§ Work to be completed
Produce the listing below again, exactly as shown.
◇ ◇ ◇ ◇ ◇ ◇ ◇
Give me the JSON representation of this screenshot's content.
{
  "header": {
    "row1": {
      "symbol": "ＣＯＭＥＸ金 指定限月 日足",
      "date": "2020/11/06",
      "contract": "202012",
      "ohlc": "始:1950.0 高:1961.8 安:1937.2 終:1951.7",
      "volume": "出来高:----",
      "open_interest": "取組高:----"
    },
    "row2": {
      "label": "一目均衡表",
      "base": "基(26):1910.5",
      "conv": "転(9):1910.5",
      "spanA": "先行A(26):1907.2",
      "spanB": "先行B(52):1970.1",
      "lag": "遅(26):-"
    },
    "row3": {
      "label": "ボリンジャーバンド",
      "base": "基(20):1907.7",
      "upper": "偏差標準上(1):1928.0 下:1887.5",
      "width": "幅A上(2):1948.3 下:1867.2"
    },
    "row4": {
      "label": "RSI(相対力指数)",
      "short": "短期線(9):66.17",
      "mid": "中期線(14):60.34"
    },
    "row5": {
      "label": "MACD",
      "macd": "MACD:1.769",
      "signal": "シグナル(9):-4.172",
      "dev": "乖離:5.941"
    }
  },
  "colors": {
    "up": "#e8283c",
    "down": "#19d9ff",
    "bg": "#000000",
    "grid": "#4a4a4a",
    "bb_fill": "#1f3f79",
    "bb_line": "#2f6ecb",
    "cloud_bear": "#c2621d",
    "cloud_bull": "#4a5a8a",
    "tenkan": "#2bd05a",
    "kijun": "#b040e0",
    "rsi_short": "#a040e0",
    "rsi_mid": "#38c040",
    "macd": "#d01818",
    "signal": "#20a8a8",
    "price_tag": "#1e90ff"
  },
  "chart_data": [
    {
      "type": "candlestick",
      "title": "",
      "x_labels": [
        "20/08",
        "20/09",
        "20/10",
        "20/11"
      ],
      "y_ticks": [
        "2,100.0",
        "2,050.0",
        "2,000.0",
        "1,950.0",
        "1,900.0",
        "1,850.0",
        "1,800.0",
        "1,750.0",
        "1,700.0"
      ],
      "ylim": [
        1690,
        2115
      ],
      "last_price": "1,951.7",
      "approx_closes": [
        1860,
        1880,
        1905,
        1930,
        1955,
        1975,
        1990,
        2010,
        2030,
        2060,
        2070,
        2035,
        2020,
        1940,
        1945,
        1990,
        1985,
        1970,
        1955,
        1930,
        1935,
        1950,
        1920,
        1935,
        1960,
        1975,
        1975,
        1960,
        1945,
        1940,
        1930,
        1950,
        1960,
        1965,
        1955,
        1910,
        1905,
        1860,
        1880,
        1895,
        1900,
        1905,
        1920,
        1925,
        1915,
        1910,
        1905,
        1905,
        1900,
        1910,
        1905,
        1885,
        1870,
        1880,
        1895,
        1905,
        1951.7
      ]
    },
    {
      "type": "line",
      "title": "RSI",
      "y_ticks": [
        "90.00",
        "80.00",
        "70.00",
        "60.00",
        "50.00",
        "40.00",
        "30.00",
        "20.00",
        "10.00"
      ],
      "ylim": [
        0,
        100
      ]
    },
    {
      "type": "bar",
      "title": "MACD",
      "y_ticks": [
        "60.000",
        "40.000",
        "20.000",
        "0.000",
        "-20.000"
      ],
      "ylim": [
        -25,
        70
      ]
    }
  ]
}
◇ ◇ ◇ ◇ ◇ ◇ ◇
§ Response
Give me the JSON representation of this screenshot's content.
{
  "header": {
    "row1": {
      "symbol": "ＣＯＭＥＸ金 指定限月 日足",
      "date": "2020/11/06",
      "contract": "202012",
      "ohlc": "始:1950.0 高:1961.8 安:1937.2 終:1951.7",
      "volume": "出来高:----",
      "open_interest": "取組高:----"
    },
    "row2": {
      "label": "一目均衡表",
      "base": "基(26):1910.5",
      "conv": "転(9):1910.5",
      "spanA": "先行A(26):1907.2",
      "spanB": "先行B(52):1970.1",
      "lag": "遅(26):-"
    },
    "row3": {
      "label": "ボリンジャーバンド",
      "base": "基(20):1907.7",
      "upper": "偏差標準上(1):1928.0 下:1887.5",
      "width": "幅A上(2):1948.3 下:1867.2"
    },
    "row4": {
      "label": "RSI(相対力指数)",
      "short": "短期線(9):66.17",
      "mid": "中期線(14):60.34"
    },
    "row5": {
      "label": "MACD",
      "macd": "MACD:1.769",
      "signal": "シグナル(9):-4.172",
      "dev": "乖離:5.941"
    }
  },
  "colors": {
    "up": "#e8283c",
    "down": "#19d9ff",
    "bg": "#000000",
    "grid": "#4a4a4a",
    "bb_fill": "#1f3f79",
    "bb_line": "#2f6ecb",
    "cloud_bear": "#c2621d",
    "cloud_bull": "#4a5a8a",
    "tenkan": "#2bd05a",
    "kijun": "#b040e0",
    "rsi_short": "#a040e0",
    "rsi_mid": "#38c040",
    "macd": "#d01818",
    "signal": "#20a8a8",
    "price_tag": "#1e90ff"
  },
  "chart_data": [
    {
      "type": "candlestick",
      "title": "",
      "x_labels": [
        "20/08",
        "20/09",
        "20/10",
        "20/11"
      ],
      "y_ticks": [
        "2,100.0",
        "2,050.0",
        "2,000.0",
        "1,950.0",
        "1,900.0",
        "1,850.0",
        "1,800.0",
        "1,750.0",
        "1,700.0"
      ],
      "ylim": [
        1690,
        2115
      ],
      "last_price": "1,951.7",
      "approx_closes": [
        1860,
        1880,
        1905,
        1930,
        1955,
        1975,
        1990,
        2010,
        2030,
        2060,
        2070,
        2035,
        2020,
        1940,
        1945,
        1990,
        1985,
        1970,
        1955,
        1930,
        1935,
        1950,
        1920,
        1935,
        1960,
        1975,
        1975,
        1960,
        1945,
        1940,
        1930,
        1950,
        1960,
        1965,
        1955,
        1910,
        1905,
        1860,
        1880,
        1895,
        1900,
        1905,
        1920,
        1925,
        1915,
        1910,
        1905,
        1905,
        1900,
        1910,
        1905,
        1885,
        1870,
        1880,
        1895,
        1905,
        1951.7
      ]
    },
    {
      "type": "line",
      "title": "RSI",
      "y_ticks": [
        "90.00",
        "80.00",
        "70.00",
        "60.00",
        "50.00",
        "40.00",
        "30.00",
        "20.00",
        "10.00"
      ],
      "ylim": [
        0,
        100
      ]
    },
    {
      "type": "bar",
      "title": "MACD",
      "y_ticks": [
        "60.000",
        "40.000",
        "20.000",
        "0.000",
        "-20.000"
      ],
      "ylim": [
        -25,
        70
      ]
    }
  ]
}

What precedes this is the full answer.